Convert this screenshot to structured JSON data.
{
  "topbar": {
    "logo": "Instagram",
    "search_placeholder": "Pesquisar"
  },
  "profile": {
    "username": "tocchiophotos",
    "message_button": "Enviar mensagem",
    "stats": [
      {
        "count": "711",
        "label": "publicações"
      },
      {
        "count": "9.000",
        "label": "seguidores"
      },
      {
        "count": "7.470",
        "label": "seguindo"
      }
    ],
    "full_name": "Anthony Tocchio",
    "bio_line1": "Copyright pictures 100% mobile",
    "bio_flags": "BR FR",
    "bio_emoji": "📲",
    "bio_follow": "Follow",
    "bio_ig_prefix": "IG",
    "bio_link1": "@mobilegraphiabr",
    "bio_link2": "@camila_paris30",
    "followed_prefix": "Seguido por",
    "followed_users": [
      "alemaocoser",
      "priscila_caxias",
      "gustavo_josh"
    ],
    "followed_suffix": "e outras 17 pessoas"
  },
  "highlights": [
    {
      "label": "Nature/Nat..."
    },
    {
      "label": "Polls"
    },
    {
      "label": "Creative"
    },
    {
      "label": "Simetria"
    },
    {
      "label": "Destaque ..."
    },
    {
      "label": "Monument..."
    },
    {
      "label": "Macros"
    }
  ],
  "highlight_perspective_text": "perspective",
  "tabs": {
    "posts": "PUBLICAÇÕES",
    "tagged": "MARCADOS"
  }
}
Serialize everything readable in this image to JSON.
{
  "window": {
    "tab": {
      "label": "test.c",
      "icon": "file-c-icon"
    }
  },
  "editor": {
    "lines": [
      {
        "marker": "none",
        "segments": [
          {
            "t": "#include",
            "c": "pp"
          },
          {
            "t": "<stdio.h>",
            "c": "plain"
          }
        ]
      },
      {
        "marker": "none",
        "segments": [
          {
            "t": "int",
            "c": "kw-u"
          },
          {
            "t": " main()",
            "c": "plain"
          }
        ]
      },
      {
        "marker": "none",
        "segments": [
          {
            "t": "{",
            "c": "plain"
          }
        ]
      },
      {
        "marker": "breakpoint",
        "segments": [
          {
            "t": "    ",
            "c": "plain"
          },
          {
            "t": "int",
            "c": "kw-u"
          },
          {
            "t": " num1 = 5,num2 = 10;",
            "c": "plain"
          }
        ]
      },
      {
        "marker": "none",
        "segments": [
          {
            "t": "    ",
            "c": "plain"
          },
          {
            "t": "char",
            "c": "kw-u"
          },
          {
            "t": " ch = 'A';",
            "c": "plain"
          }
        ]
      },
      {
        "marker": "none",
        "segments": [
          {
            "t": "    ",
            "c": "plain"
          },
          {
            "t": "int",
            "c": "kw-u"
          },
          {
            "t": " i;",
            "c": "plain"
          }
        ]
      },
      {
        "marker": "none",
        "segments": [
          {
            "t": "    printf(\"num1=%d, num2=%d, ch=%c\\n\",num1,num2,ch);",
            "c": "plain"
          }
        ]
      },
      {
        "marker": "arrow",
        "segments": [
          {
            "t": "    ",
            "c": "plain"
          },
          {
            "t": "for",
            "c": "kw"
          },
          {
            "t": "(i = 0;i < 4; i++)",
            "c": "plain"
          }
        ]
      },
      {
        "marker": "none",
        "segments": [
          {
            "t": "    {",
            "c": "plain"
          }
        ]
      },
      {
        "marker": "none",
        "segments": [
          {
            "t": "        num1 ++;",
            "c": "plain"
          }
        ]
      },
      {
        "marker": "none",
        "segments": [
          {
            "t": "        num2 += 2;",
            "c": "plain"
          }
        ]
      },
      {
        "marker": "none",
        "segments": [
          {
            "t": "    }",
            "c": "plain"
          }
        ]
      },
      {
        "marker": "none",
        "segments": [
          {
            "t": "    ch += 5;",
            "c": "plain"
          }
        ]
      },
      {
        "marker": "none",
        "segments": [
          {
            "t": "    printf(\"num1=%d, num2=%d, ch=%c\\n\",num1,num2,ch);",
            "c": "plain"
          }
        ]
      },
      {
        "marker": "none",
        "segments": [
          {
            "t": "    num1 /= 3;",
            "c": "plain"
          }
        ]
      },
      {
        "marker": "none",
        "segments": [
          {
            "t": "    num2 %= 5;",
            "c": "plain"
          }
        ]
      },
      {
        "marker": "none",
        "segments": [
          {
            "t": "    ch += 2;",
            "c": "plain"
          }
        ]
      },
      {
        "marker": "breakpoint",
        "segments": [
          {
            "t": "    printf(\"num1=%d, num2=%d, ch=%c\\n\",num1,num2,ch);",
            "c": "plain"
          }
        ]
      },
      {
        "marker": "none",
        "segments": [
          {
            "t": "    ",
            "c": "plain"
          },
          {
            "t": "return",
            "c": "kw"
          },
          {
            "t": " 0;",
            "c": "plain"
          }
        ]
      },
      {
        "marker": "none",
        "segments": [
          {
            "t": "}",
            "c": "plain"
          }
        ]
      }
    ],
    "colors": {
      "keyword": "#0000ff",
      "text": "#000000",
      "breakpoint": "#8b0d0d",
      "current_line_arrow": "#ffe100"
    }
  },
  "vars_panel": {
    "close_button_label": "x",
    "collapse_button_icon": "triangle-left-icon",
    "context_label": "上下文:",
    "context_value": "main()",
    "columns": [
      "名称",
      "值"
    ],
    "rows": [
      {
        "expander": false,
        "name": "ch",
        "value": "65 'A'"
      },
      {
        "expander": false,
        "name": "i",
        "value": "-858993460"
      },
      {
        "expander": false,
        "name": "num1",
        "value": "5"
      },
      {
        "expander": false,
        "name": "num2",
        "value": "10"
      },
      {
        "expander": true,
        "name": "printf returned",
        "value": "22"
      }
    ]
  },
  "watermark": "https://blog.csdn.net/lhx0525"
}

#####

> **WHAT IS BEING ASKED**
Which lines include the word "this"? List them all.

> **RESPONSE TO THE TASK**
Convert this screenshot to structured JSON data.
Serialize everything readable in this image to JSON.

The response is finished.